## EXERCISE OBJECTIVE
Each line containing the word "历年营收" should be found and copied.

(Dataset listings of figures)

%%

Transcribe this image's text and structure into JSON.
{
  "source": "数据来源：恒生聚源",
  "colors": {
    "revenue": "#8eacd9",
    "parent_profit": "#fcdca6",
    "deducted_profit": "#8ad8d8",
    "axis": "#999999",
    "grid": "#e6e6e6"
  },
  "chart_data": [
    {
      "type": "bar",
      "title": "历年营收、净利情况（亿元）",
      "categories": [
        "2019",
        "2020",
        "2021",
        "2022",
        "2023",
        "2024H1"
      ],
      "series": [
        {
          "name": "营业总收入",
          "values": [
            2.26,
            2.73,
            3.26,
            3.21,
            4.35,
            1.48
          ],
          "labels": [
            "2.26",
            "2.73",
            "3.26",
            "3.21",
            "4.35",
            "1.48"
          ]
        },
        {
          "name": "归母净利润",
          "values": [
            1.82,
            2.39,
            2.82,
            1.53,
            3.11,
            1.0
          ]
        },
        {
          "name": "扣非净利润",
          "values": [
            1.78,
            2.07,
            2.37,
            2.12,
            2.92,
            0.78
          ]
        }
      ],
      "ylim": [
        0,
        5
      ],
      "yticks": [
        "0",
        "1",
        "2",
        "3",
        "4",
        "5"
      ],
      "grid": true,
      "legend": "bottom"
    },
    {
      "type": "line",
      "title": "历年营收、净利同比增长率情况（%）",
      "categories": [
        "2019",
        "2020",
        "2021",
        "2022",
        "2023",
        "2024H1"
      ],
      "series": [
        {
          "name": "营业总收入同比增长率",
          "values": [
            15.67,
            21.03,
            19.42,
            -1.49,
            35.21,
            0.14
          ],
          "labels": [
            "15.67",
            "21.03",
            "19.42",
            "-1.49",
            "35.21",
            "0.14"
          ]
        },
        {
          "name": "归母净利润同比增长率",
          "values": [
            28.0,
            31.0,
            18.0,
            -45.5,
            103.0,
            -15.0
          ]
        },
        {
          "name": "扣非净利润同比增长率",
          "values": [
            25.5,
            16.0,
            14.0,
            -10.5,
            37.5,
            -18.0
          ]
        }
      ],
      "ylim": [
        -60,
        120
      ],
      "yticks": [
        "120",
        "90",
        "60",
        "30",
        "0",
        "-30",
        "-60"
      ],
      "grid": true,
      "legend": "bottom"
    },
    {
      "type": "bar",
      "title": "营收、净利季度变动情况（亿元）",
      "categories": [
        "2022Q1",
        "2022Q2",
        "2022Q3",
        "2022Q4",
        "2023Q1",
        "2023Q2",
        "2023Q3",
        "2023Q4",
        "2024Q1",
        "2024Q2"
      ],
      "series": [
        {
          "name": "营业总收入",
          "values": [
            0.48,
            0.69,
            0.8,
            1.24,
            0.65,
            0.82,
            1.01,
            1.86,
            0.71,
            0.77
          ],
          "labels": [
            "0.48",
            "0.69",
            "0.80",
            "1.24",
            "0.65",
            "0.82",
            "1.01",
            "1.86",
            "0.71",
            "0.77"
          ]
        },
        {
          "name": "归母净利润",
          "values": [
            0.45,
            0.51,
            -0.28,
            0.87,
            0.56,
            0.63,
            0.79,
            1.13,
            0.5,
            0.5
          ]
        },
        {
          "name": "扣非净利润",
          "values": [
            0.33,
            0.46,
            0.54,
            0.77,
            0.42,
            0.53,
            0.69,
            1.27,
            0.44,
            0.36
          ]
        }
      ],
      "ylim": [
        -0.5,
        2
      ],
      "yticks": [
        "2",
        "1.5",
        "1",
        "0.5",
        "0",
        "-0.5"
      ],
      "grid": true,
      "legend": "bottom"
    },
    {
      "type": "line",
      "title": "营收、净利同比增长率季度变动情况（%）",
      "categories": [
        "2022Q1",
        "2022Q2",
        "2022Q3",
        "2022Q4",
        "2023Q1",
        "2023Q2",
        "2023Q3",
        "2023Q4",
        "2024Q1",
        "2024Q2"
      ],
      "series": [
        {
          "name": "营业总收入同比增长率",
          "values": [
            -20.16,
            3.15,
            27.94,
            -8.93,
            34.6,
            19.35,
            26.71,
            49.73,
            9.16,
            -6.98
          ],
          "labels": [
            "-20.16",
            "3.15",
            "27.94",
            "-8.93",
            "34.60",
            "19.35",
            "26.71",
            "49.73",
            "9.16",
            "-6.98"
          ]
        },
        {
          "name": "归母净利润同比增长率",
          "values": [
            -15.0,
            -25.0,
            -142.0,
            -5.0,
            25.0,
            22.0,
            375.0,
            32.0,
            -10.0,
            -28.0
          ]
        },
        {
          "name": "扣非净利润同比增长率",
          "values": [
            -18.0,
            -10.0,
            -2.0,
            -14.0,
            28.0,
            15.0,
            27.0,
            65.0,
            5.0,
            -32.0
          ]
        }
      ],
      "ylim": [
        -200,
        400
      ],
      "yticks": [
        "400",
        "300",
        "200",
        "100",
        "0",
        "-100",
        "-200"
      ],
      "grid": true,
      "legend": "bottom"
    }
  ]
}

%%

## SOLUTION FOR THIS EXERCISE
      "title": "历年营收、净利情况（亿元）",
      "title": "历年营收、净利同比增长率情况（%）",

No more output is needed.